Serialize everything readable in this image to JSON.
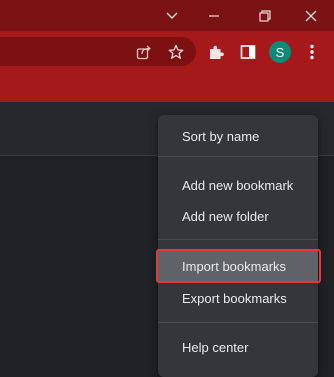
{
  "browser": {
    "avatar_letter": "S",
    "avatar_color": "#0f8a78",
    "frame_color": "#7b1213",
    "toolbar_color": "#a5191b",
    "icons": {
      "tab_search": "chevron-down-icon",
      "restore": "restore-icon",
      "close": "close-icon",
      "share": "share-icon",
      "bookmark": "star-icon",
      "extensions": "puzzle-icon",
      "side_panel": "side-panel-icon",
      "menu": "kebab-menu-icon"
    }
  },
  "menu": {
    "items": [
      {
        "label": "Sort by name"
      },
      {
        "label": "Add new bookmark"
      },
      {
        "label": "Add new folder"
      },
      {
        "label": "Import bookmarks",
        "highlighted": true
      },
      {
        "label": "Export bookmarks"
      },
      {
        "label": "Help center"
      }
    ],
    "highlight_color": "#e53935"
  }
}
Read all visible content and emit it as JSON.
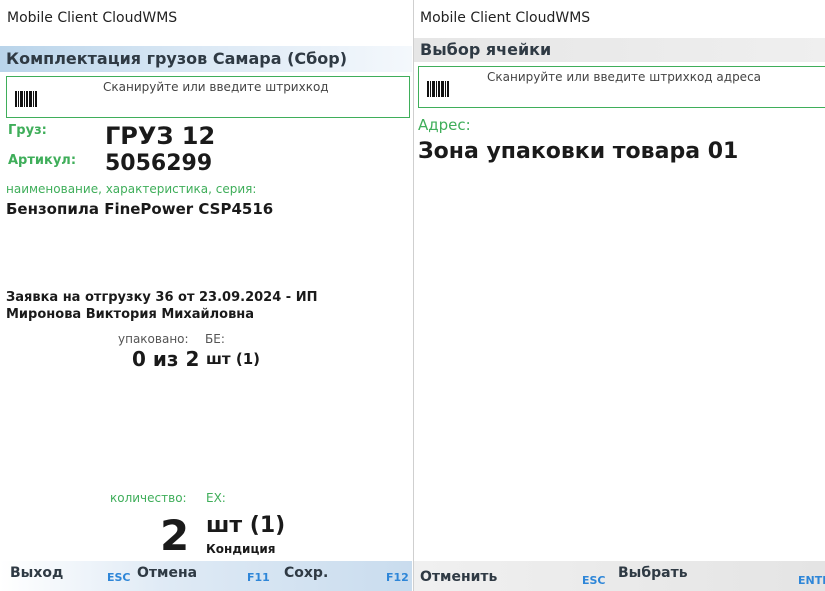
{
  "left": {
    "app_title": "Mobile Client CloudWMS",
    "screen_title": "Комплектация грузов Самара (Сбор)",
    "scan_hint": "Сканируйте или введите штрихкод",
    "cargo_label": "Груз:",
    "cargo_value": "ГРУЗ 12",
    "article_label": "Артикул:",
    "article_value": "5056299",
    "name_label": "наименование, характеристика, серия:",
    "name_value": "Бензопила FinePower CSP4516",
    "order_line1": "Заявка на отгрузку 36 от 23.09.2024 - ИП",
    "order_line2": "Миронова Виктория Михайловна",
    "packed_label": "упаковано:",
    "unit_label_top": "БЕ:",
    "packed_value": "0 из 2",
    "unit_top": "шт (1)",
    "qty_label": "количество:",
    "ex_label": "ЕХ:",
    "qty_value": "2",
    "qty_unit": "шт (1)",
    "condition": "Кондиция",
    "footer": [
      {
        "label": "Выход",
        "key": "ESC"
      },
      {
        "label": "Отмена",
        "key": "F11"
      },
      {
        "label": "Сохр.",
        "key": "F12"
      }
    ]
  },
  "right": {
    "app_title": "Mobile Client CloudWMS",
    "screen_title": "Выбор ячейки",
    "scan_hint": "Сканируйте или введите штрихкод адреса",
    "address_label": "Адрес:",
    "address_value": "Зона упаковки товара 01",
    "footer": [
      {
        "label": "Отменить",
        "key": "ESC"
      },
      {
        "label": "Выбрать",
        "key": "ENTER"
      }
    ]
  },
  "colors": {
    "accent_green": "#3fae5a",
    "key_blue": "#2e86d8",
    "title_bar": "#b9d4ea"
  },
  "icons": {
    "scan": "barcode-icon"
  }
}
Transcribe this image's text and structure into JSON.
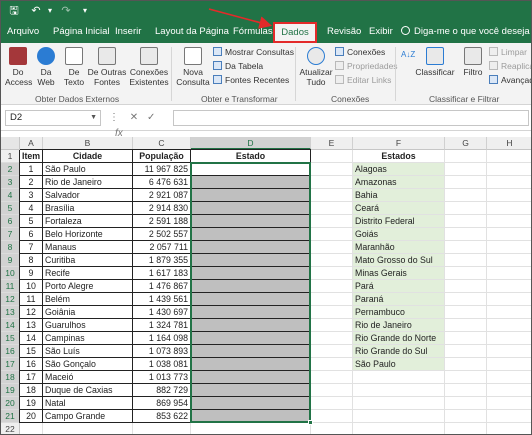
{
  "quick_access": {
    "save": "🖫",
    "undo": "↶",
    "redo": "↷",
    "customize": "▾"
  },
  "tabs": [
    {
      "label": "Arquivo",
      "active": false
    },
    {
      "label": "Página Inicial",
      "active": false
    },
    {
      "label": "Inserir",
      "active": false
    },
    {
      "label": "Layout da Página",
      "active": false
    },
    {
      "label": "Fórmulas",
      "active": false
    },
    {
      "label": "Dados",
      "active": true
    },
    {
      "label": "Revisão",
      "active": false
    },
    {
      "label": "Exibir",
      "active": false
    }
  ],
  "tell_me": "Diga-me o que você deseja fazer",
  "ribbon": {
    "obter_dados_externos": {
      "label": "Obter Dados Externos",
      "buttons": [
        {
          "label": "Do Access",
          "icon": "access-icon",
          "color": "#a4373a"
        },
        {
          "label": "Da Web",
          "icon": "globe-icon",
          "color": "#2b7cd3"
        },
        {
          "label": "De Texto",
          "icon": "text-file-icon",
          "color": "#777777"
        },
        {
          "label": "De Outras Fontes",
          "icon": "other-sources-icon",
          "color": "#777777"
        },
        {
          "label": "Conexões Existentes",
          "icon": "connections-icon",
          "color": "#777777"
        }
      ]
    },
    "obter_transformar": {
      "label": "Obter e Transformar",
      "nova_consulta": "Nova Consulta",
      "items": [
        "Mostrar Consultas",
        "Da Tabela",
        "Fontes Recentes"
      ]
    },
    "conexoes": {
      "label": "Conexões",
      "atualizar": "Atualizar Tudo",
      "items": [
        {
          "label": "Conexões",
          "enabled": true
        },
        {
          "label": "Propriedades",
          "enabled": false
        },
        {
          "label": "Editar Links",
          "enabled": false
        }
      ]
    },
    "classificar_filtrar": {
      "label": "Classificar e Filtrar",
      "sort_az": "A↓Z",
      "classificar": "Classificar",
      "filtro": "Filtro",
      "items": [
        {
          "label": "Limpar",
          "enabled": false
        },
        {
          "label": "Reaplicar",
          "enabled": false
        },
        {
          "label": "Avançado",
          "enabled": true
        }
      ]
    }
  },
  "formula_bar": {
    "name_box": "D2",
    "fx": "fx",
    "formula": ""
  },
  "grid": {
    "columns": [
      "A",
      "B",
      "C",
      "D",
      "E",
      "F",
      "G",
      "H"
    ],
    "selected_column": "D",
    "headers": {
      "item": "Item",
      "cidade": "Cidade",
      "populacao": "População",
      "estado": "Estado",
      "estados": "Estados"
    },
    "rows": [
      {
        "item": "1",
        "cidade": "São Paulo",
        "populacao": "11 967 825"
      },
      {
        "item": "2",
        "cidade": "Rio de Janeiro",
        "populacao": "6 476 631"
      },
      {
        "item": "3",
        "cidade": "Salvador",
        "populacao": "2 921 087"
      },
      {
        "item": "4",
        "cidade": "Brasília",
        "populacao": "2 914 830"
      },
      {
        "item": "5",
        "cidade": "Fortaleza",
        "populacao": "2 591 188"
      },
      {
        "item": "6",
        "cidade": "Belo Horizonte",
        "populacao": "2 502 557"
      },
      {
        "item": "7",
        "cidade": "Manaus",
        "populacao": "2 057 711"
      },
      {
        "item": "8",
        "cidade": "Curitiba",
        "populacao": "1 879 355"
      },
      {
        "item": "9",
        "cidade": "Recife",
        "populacao": "1 617 183"
      },
      {
        "item": "10",
        "cidade": "Porto Alegre",
        "populacao": "1 476 867"
      },
      {
        "item": "11",
        "cidade": "Belém",
        "populacao": "1 439 561"
      },
      {
        "item": "12",
        "cidade": "Goiânia",
        "populacao": "1 430 697"
      },
      {
        "item": "13",
        "cidade": "Guarulhos",
        "populacao": "1 324 781"
      },
      {
        "item": "14",
        "cidade": "Campinas",
        "populacao": "1 164 098"
      },
      {
        "item": "15",
        "cidade": "São Luís",
        "populacao": "1 073 893"
      },
      {
        "item": "16",
        "cidade": "São Gonçalo",
        "populacao": "1 038 081"
      },
      {
        "item": "17",
        "cidade": "Maceió",
        "populacao": "1 013 773"
      },
      {
        "item": "18",
        "cidade": "Duque de Caxias",
        "populacao": "882 729"
      },
      {
        "item": "19",
        "cidade": "Natal",
        "populacao": "869 954"
      },
      {
        "item": "20",
        "cidade": "Campo Grande",
        "populacao": "853 622"
      }
    ],
    "estados": [
      "Alagoas",
      "Amazonas",
      "Bahia",
      "Ceará",
      "Distrito Federal",
      "Goiás",
      "Maranhão",
      "Mato Grosso do Sul",
      "Minas Gerais",
      "Pará",
      "Paraná",
      "Pernambuco",
      "Rio de Janeiro",
      "Rio Grande do Norte",
      "Rio Grande do Sul",
      "São Paulo"
    ],
    "row_numbers": [
      "1",
      "2",
      "3",
      "4",
      "5",
      "6",
      "7",
      "8",
      "9",
      "10",
      "11",
      "12",
      "13",
      "14",
      "15",
      "16",
      "17",
      "18",
      "19",
      "20",
      "21",
      "22"
    ]
  },
  "colors": {
    "excel_green": "#217346",
    "highlight_red": "#e32a2a",
    "shade": "#bfbfbf",
    "list_green": "#e2efda"
  }
}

+ + + +

WHAT YOU ARE ASKED TO DO - Output every entry word for word, but omit the pictures.

OUTPUT -
Serialize everything readable in this image to JSON.
{
  "browser": {
    "avatar_letter": "S",
    "avatar_color": "#0f8a78",
    "frame_color": "#7b1213",
    "toolbar_color": "#a5191b",
    "icons": {
      "tab_search": "chevron-down-icon",
      "restore": "restore-icon",
      "close": "close-icon",
      "share": "share-icon",
      "bookmark": "star-icon",
      "extensions": "puzzle-icon",
      "side_panel": "side-panel-icon",
      "menu": "kebab-menu-icon"
    }
  },
  "menu": {
    "items": [
      {
        "label": "Sort by name"
      },
      {
        "label": "Add new bookmark"
      },
      {
        "label": "Add new folder"
      },
      {
        "label": "Import bookmarks",
        "highlighted": true
      },
      {
        "label": "Export bookmarks"
      },
      {
        "label": "Help center"
      }
    ],
    "highlight_color": "#e53935"
  }
}
Read all visible content and emit it as JSON.
{
  "left": {
    "app_title": "Mobile Client CloudWMS",
    "screen_title": "Комплектация грузов Самара (Сбор)",
    "scan_hint": "Сканируйте или введите штрихкод",
    "cargo_label": "Груз:",
    "cargo_value": "ГРУЗ 12",
    "article_label": "Артикул:",
    "article_value": "5056299",
    "name_label": "наименование, характеристика, серия:",
    "name_value": "Бензопила FinePower CSP4516",
    "order_line1": "Заявка на отгрузку 36 от 23.09.2024 - ИП",
    "order_line2": "Миронова Виктория Михайловна",
    "packed_label": "упаковано:",
    "unit_label_top": "БЕ:",
    "packed_value": "0 из 2",
    "unit_top": "шт (1)",
    "qty_label": "количество:",
    "ex_label": "ЕХ:",
    "qty_value": "2",
    "qty_unit": "шт (1)",
    "condition": "Кондиция",
    "footer": [
      {
        "label": "Выход",
        "key": "ESC"
      },
      {
        "label": "Отмена",
        "key": "F11"
      },
      {
        "label": "Сохр.",
        "key": "F12"
      }
    ]
  },
  "right": {
    "app_title": "Mobile Client CloudWMS",
    "screen_title": "Выбор ячейки",
    "scan_hint": "Сканируйте или введите штрихкод адреса",
    "address_label": "Адрес:",
    "address_value": "Зона упаковки товара 01",
    "footer": [
      {
        "label": "Отменить",
        "key": "ESC"
      },
      {
        "label": "Выбрать",
        "key": "ENTER"
      }
    ]
  },
  "colors": {
    "accent_green": "#3fae5a",
    "key_blue": "#2e86d8",
    "title_bar": "#b9d4ea"
  },
  "icons": {
    "scan": "barcode-icon"
  }
}
Transcribe this image's text and structure into JSON.
{
  "quick_access": {
    "save": "🖫",
    "undo": "↶",
    "redo": "↷",
    "customize": "▾"
  },
  "tabs": [
    {
      "label": "Arquivo",
      "active": false
    },
    {
      "label": "Página Inicial",
      "active": false
    },
    {
      "label": "Inserir",
      "active": false
    },
    {
      "label": "Layout da Página",
      "active": false
    },
    {
      "label": "Fórmulas",
      "active": false
    },
    {
      "label": "Dados",
      "active": true
    },
    {
      "label": "Revisão",
      "active": false
    },
    {
      "label": "Exibir",
      "active": false
    }
  ],
  "tell_me": "Diga-me o que você deseja fazer",
  "ribbon": {
    "obter_dados_externos": {
      "label": "Obter Dados Externos",
      "buttons": [
        {
          "label": "Do Access",
          "icon": "access-icon",
          "color": "#a4373a"
        },
        {
          "label": "Da Web",
          "icon": "globe-icon",
          "color": "#2b7cd3"
        },
        {
          "label": "De Texto",
          "icon": "text-file-icon",
          "color": "#777777"
        },
        {
          "label": "De Outras Fontes",
          "icon": "other-sources-icon",
          "color": "#777777"
        },
        {
          "label": "Conexões Existentes",
          "icon": "connections-icon",
          "color": "#777777"
        }
      ]
    },
    "obter_transformar": {
      "label": "Obter e Transformar",
      "nova_consulta": "Nova Consulta",
      "items": [
        "Mostrar Consultas",
        "Da Tabela",
        "Fontes Recentes"
      ]
    },
    "conexoes": {
      "label": "Conexões",
      "atualizar": "Atualizar Tudo",
      "items": [
        {
          "label": "Conexões",
          "enabled": true
        },
        {
          "label": "Propriedades",
          "enabled": false
        },
        {
          "label": "Editar Links",
          "enabled": false
        }
      ]
    },
    "classificar_filtrar": {
      "label": "Classificar e Filtrar",
      "sort_az": "A↓Z",
      "classificar": "Classificar",
      "filtro": "Filtro",
      "items": [
        {
          "label": "Limpar",
          "enabled": false
        },
        {
          "label": "Reaplicar",
          "enabled": false
        },
        {
          "label": "Avançado",
          "enabled": true
        }
      ]
    }
  },
  "formula_bar": {
    "name_box": "D2",
    "fx": "fx",
    "formula": ""
  },
  "grid": {
    "columns": [
      "A",
      "B",
      "C",
      "D",
      "E",
      "F",
      "G",
      "H"
    ],
    "selected_column": "D",
    "headers": {
      "item": "Item",
      "cidade": "Cidade",
      "populacao": "População",
      "estado": "Estado",
      "estados": "Estados"
    },
    "rows": [
      {
        "item": "1",
        "cidade": "São Paulo",
        "populacao": "11 967 825"
      },
      {
        "item": "2",
        "cidade": "Rio de Janeiro",
        "populacao": "6 476 631"
      },
      {
        "item": "3",
        "cidade": "Salvador",
        "populacao": "2 921 087"
      },
      {
        "item": "4",
        "cidade": "Brasília",
        "populacao": "2 914 830"
      },
      {
        "item": "5",
        "cidade": "Fortaleza",
        "populacao": "2 591 188"
      },
      {
        "item": "6",
        "cidade": "Belo Horizonte",
        "populacao": "2 502 557"
      },
      {
        "item": "7",
        "cidade": "Manaus",
        "populacao": "2 057 711"
      },
      {
        "item": "8",
        "cidade": "Curitiba",
        "populacao": "1 879 355"
      },
      {
        "item": "9",
        "cidade": "Recife",
        "populacao": "1 617 183"
      },
      {
        "item": "10",
        "cidade": "Porto Alegre",
        "populacao": "1 476 867"
      },
      {
        "item": "11",
        "cidade": "Belém",
        "populacao": "1 439 561"
      },
      {
        "item": "12",
        "cidade": "Goiânia",
        "populacao": "1 430 697"
      },
      {
        "item": "13",
        "cidade": "Guarulhos",
        "populacao": "1 324 781"
      },
      {
        "item": "14",
        "cidade": "Campinas",
        "populacao": "1 164 098"
      },
      {
        "item": "15",
        "cidade": "São Luís",
        "populacao": "1 073 893"
      },
      {
        "item": "16",
        "cidade": "São Gonçalo",
        "populacao": "1 038 081"
      },
      {
        "item": "17",
        "cidade": "Maceió",
        "populacao": "1 013 773"
      },
      {
        "item": "18",
        "cidade": "Duque de Caxias",
        "populacao": "882 729"
      },
      {
        "item": "19",
        "cidade": "Natal",
        "populacao": "869 954"
      },
      {
        "item": "20",
        "cidade": "Campo Grande",
        "populacao": "853 622"
      }
    ],
    "estados": [
      "Alagoas",
      "Amazonas",
      "Bahia",
      "Ceará",
      "Distrito Federal",
      "Goiás",
      "Maranhão",
      "Mato Grosso do Sul",
      "Minas Gerais",
      "Pará",
      "Paraná",
      "Pernambuco",
      "Rio de Janeiro",
      "Rio Grande do Norte",
      "Rio Grande do Sul",
      "São Paulo"
    ],
    "row_numbers": [
      "1",
      "2",
      "3",
      "4",
      "5",
      "6",
      "7",
      "8",
      "9",
      "10",
      "11",
      "12",
      "13",
      "14",
      "15",
      "16",
      "17",
      "18",
      "19",
      "20",
      "21",
      "22"
    ]
  },
  "colors": {
    "excel_green": "#217346",
    "highlight_red": "#e32a2a",
    "shade": "#bfbfbf",
    "list_green": "#e2efda"
  }
}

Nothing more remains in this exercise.